- **Input rows**:

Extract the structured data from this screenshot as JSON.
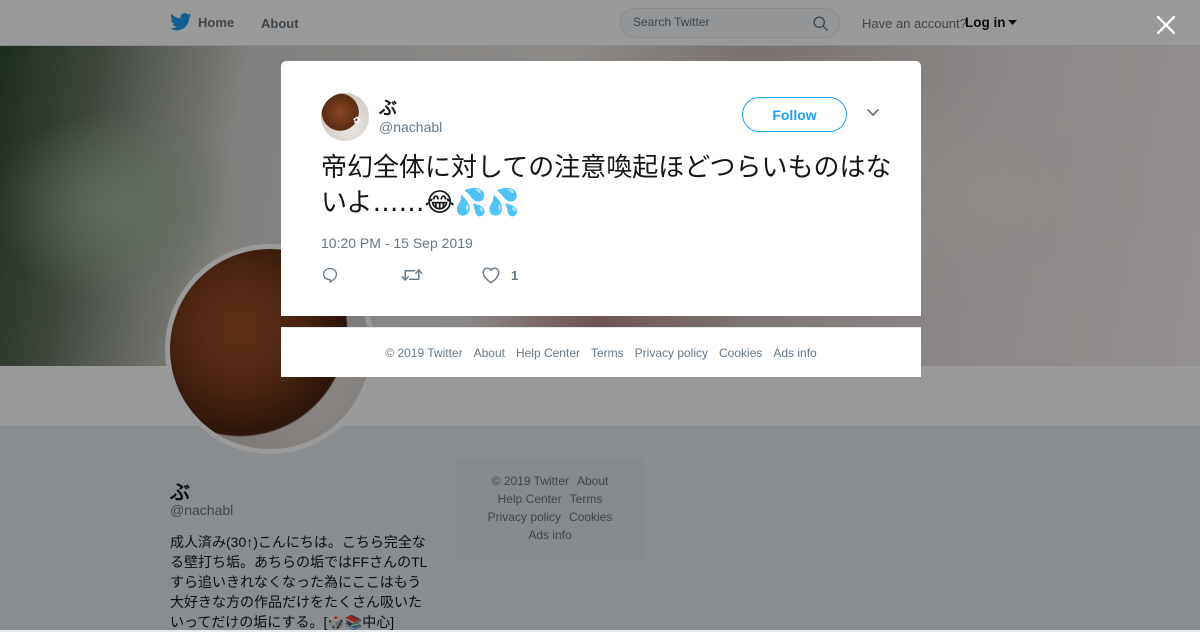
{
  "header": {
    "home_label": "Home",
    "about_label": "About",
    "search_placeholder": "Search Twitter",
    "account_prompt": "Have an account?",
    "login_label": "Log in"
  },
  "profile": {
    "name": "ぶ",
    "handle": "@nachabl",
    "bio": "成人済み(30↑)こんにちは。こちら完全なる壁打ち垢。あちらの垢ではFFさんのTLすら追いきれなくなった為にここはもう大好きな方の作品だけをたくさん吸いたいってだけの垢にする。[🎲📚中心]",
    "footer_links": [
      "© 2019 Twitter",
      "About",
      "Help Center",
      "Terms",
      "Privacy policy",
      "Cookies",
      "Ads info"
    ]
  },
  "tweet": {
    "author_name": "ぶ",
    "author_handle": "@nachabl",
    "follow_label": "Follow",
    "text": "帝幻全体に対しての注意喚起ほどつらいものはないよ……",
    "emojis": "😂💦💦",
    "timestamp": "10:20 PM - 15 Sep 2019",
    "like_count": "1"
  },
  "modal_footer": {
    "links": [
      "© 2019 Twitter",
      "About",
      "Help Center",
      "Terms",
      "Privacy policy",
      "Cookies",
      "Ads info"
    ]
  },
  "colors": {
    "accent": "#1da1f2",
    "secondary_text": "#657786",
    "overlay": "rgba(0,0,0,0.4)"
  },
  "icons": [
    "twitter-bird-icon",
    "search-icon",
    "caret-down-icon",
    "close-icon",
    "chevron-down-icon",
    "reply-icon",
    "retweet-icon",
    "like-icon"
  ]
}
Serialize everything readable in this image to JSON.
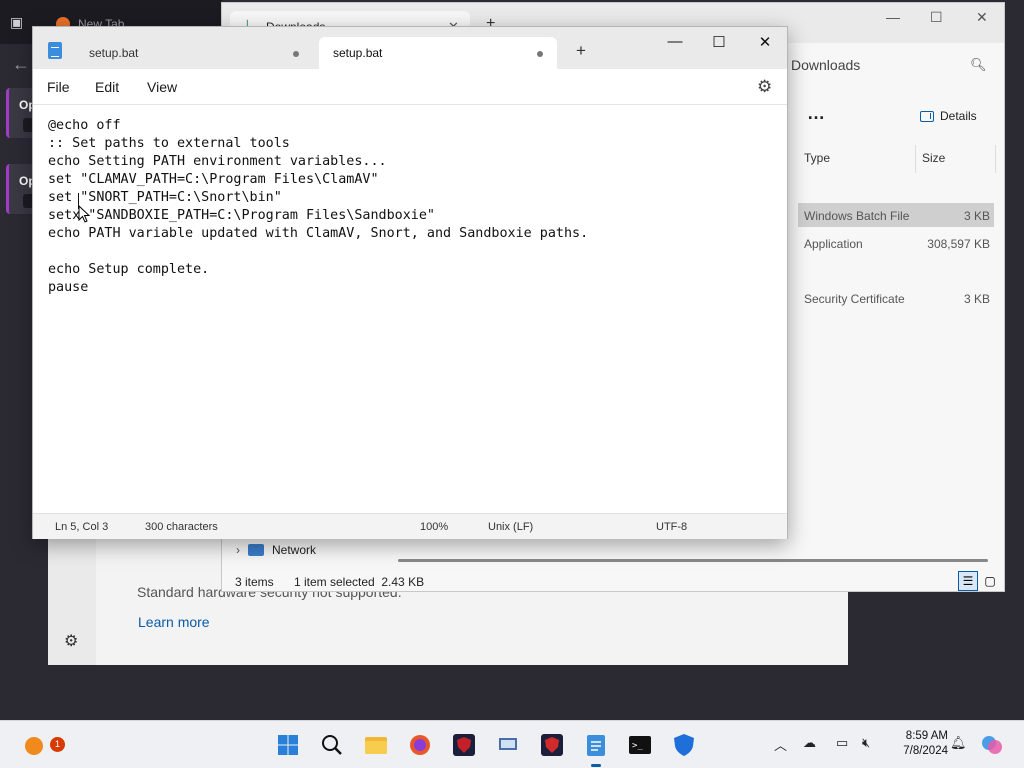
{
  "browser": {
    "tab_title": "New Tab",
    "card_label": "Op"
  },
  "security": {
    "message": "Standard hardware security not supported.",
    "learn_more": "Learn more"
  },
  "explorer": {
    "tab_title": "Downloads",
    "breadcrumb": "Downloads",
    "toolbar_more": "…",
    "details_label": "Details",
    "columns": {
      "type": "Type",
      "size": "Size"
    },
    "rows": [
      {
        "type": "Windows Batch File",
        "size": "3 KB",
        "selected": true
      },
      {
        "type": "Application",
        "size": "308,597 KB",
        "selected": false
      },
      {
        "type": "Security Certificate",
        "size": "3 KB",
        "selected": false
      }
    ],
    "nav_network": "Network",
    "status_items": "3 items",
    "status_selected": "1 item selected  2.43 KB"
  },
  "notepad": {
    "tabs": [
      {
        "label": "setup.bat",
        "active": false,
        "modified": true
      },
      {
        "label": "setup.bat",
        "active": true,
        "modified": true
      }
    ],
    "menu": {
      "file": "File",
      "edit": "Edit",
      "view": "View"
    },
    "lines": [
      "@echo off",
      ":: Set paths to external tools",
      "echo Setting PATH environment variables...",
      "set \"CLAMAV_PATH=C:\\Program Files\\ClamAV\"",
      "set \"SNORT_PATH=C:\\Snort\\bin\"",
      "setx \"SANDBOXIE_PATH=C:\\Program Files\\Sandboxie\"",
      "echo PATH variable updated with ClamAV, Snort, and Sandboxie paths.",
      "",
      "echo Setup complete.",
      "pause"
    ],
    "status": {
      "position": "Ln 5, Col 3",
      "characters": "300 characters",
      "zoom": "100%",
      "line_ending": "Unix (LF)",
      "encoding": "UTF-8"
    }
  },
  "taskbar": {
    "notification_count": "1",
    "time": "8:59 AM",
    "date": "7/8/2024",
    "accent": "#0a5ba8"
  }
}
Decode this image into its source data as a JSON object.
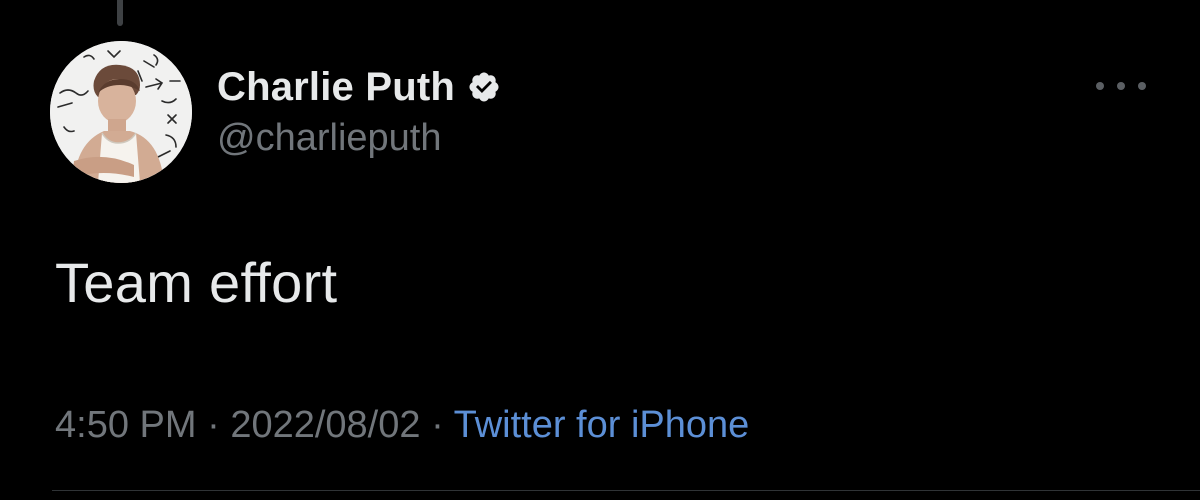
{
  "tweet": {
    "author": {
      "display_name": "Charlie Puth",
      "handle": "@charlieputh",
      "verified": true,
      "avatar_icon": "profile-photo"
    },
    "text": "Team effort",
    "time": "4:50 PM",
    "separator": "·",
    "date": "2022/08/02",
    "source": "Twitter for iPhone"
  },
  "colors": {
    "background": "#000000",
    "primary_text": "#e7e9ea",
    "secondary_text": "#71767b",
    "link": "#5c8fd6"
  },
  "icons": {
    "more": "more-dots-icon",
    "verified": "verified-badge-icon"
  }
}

- **Set exercise**:
Give all the entries again exactly, dropping each picture.

- **Written reply**:
Extract the structured data from this screenshot as JSON.
{
  "header": {
    "home_label": "Home",
    "about_label": "About",
    "search_placeholder": "Search Twitter",
    "account_prompt": "Have an account?",
    "login_label": "Log in"
  },
  "profile": {
    "name": "ぶ",
    "handle": "@nachabl",
    "bio": "成人済み(30↑)こんにちは。こちら完全なる壁打ち垢。あちらの垢ではFFさんのTLすら追いきれなくなった為にここはもう大好きな方の作品だけをたくさん吸いたいってだけの垢にする。[🎲📚中心]",
    "footer_links": [
      "© 2019 Twitter",
      "About",
      "Help Center",
      "Terms",
      "Privacy policy",
      "Cookies",
      "Ads info"
    ]
  },
  "tweet": {
    "author_name": "ぶ",
    "author_handle": "@nachabl",
    "follow_label": "Follow",
    "text": "帝幻全体に対しての注意喚起ほどつらいものはないよ……",
    "emojis": "😂💦💦",
    "timestamp": "10:20 PM - 15 Sep 2019",
    "like_count": "1"
  },
  "modal_footer": {
    "links": [
      "© 2019 Twitter",
      "About",
      "Help Center",
      "Terms",
      "Privacy policy",
      "Cookies",
      "Ads info"
    ]
  },
  "colors": {
    "accent": "#1da1f2",
    "secondary_text": "#657786",
    "overlay": "rgba(0,0,0,0.4)"
  },
  "icons": [
    "twitter-bird-icon",
    "search-icon",
    "caret-down-icon",
    "close-icon",
    "chevron-down-icon",
    "reply-icon",
    "retweet-icon",
    "like-icon"
  ]
}
Serialize everything readable in this image to JSON.
{
  "browser": {
    "tab_title": "New Tab",
    "card_label": "Op"
  },
  "security": {
    "message": "Standard hardware security not supported.",
    "learn_more": "Learn more"
  },
  "explorer": {
    "tab_title": "Downloads",
    "breadcrumb": "Downloads",
    "toolbar_more": "…",
    "details_label": "Details",
    "columns": {
      "type": "Type",
      "size": "Size"
    },
    "rows": [
      {
        "type": "Windows Batch File",
        "size": "3 KB",
        "selected": true
      },
      {
        "type": "Application",
        "size": "308,597 KB",
        "selected": false
      },
      {
        "type": "Security Certificate",
        "size": "3 KB",
        "selected": false
      }
    ],
    "nav_network": "Network",
    "status_items": "3 items",
    "status_selected": "1 item selected  2.43 KB"
  },
  "notepad": {
    "tabs": [
      {
        "label": "setup.bat",
        "active": false,
        "modified": true
      },
      {
        "label": "setup.bat",
        "active": true,
        "modified": true
      }
    ],
    "menu": {
      "file": "File",
      "edit": "Edit",
      "view": "View"
    },
    "lines": [
      "@echo off",
      ":: Set paths to external tools",
      "echo Setting PATH environment variables...",
      "set \"CLAMAV_PATH=C:\\Program Files\\ClamAV\"",
      "set \"SNORT_PATH=C:\\Snort\\bin\"",
      "setx \"SANDBOXIE_PATH=C:\\Program Files\\Sandboxie\"",
      "echo PATH variable updated with ClamAV, Snort, and Sandboxie paths.",
      "",
      "echo Setup complete.",
      "pause"
    ],
    "status": {
      "position": "Ln 5, Col 3",
      "characters": "300 characters",
      "zoom": "100%",
      "line_ending": "Unix (LF)",
      "encoding": "UTF-8"
    }
  },
  "taskbar": {
    "notification_count": "1",
    "time": "8:59 AM",
    "date": "7/8/2024",
    "accent": "#0a5ba8"
  }
}
Decode this image into its source data as a JSON object.
{
  "tweet": {
    "author": {
      "display_name": "Charlie Puth",
      "handle": "@charlieputh",
      "verified": true,
      "avatar_icon": "profile-photo"
    },
    "text": "Team effort",
    "time": "4:50 PM",
    "separator": "·",
    "date": "2022/08/02",
    "source": "Twitter for iPhone"
  },
  "colors": {
    "background": "#000000",
    "primary_text": "#e7e9ea",
    "secondary_text": "#71767b",
    "link": "#5c8fd6"
  },
  "icons": {
    "more": "more-dots-icon",
    "verified": "verified-badge-icon"
  }
}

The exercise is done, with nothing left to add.